:: INSTRUCTION ::
Whenever a line below holds the word "text", copy that line.

*-*-*

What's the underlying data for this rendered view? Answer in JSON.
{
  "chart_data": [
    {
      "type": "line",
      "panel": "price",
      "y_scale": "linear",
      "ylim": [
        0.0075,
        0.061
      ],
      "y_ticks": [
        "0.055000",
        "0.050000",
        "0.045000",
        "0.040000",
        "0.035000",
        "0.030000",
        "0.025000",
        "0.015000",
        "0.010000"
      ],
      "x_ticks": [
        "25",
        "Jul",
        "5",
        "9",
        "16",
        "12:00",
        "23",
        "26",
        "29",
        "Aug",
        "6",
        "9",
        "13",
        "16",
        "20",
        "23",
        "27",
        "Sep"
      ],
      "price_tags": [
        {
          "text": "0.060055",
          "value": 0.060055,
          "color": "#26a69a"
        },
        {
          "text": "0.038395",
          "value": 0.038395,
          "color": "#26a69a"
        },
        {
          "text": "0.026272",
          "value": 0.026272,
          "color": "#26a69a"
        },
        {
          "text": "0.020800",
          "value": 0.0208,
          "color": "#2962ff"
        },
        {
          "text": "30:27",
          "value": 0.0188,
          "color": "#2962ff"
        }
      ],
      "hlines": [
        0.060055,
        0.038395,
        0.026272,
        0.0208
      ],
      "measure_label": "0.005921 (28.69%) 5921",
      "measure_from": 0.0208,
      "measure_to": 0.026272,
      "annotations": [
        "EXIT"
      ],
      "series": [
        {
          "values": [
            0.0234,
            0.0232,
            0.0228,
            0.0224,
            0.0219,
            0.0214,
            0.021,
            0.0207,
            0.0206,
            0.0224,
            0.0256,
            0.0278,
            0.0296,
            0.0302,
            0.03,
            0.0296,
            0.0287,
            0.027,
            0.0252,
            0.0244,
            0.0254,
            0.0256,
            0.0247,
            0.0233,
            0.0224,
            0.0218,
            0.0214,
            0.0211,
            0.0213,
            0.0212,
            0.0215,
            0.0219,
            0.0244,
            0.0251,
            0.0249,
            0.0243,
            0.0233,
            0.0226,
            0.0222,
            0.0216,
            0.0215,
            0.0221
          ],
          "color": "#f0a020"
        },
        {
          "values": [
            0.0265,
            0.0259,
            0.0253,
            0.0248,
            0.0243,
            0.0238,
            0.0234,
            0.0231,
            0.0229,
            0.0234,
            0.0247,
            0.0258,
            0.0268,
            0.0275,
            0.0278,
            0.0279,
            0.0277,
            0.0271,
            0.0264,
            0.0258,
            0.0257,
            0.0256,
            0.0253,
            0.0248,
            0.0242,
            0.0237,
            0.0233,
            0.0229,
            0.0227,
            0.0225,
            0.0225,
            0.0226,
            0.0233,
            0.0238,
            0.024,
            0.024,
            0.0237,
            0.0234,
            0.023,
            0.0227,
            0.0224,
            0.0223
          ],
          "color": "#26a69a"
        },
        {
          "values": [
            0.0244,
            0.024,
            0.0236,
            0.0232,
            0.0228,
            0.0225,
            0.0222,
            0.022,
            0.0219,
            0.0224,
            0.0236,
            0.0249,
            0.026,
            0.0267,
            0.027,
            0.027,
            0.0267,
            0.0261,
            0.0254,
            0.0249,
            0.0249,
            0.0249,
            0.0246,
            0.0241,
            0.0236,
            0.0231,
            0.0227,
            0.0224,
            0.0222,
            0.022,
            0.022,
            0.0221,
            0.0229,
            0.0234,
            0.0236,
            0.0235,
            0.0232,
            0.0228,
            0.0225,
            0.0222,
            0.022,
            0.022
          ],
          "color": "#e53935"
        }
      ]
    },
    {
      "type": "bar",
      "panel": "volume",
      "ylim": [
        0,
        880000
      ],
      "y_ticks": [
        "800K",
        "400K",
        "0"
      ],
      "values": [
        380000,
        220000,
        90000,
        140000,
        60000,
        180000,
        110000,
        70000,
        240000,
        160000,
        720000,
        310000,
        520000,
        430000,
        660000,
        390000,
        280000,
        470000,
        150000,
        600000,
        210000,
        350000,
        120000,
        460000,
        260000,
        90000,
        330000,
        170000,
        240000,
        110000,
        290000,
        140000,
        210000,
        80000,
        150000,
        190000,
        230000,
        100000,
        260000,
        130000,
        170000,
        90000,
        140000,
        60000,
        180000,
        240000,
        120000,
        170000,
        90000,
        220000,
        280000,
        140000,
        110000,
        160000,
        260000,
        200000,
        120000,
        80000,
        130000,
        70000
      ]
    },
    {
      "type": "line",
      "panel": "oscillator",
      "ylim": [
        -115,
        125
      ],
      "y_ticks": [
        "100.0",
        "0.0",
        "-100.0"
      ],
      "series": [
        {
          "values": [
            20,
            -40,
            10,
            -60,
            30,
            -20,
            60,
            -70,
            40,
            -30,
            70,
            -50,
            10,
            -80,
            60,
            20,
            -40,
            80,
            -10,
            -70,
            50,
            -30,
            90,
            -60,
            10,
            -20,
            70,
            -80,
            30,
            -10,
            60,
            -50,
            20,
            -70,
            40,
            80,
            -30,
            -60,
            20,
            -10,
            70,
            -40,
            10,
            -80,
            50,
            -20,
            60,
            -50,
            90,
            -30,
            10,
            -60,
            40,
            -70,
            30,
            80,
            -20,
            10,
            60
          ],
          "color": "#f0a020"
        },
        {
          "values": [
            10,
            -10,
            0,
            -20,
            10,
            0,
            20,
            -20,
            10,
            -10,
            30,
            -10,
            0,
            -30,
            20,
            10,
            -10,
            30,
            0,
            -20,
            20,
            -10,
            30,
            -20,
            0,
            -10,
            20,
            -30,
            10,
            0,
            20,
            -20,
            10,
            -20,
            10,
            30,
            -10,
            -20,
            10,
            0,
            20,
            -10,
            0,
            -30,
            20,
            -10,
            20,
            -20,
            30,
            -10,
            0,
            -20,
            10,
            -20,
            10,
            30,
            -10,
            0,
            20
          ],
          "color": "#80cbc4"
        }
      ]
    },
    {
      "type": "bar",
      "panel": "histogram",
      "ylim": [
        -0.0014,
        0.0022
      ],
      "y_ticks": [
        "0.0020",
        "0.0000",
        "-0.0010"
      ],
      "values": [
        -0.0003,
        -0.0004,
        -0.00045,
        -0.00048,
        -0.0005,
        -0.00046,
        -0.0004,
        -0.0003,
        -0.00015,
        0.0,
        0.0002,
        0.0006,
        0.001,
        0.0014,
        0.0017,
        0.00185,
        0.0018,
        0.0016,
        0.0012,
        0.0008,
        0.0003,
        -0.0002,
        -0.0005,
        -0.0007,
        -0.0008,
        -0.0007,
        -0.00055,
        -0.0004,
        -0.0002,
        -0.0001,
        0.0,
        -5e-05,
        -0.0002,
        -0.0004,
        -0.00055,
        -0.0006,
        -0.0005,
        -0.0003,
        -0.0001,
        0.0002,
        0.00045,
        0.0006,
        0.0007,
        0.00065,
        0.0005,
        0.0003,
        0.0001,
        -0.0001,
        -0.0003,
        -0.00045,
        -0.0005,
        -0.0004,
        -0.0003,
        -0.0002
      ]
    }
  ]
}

*-*-*

:: CORRECT OUTPUT ::
          "text": "0.060055",
          "text": "0.038395",
          "text": "0.026272",
          "text": "0.020800",
          "text": "30:27",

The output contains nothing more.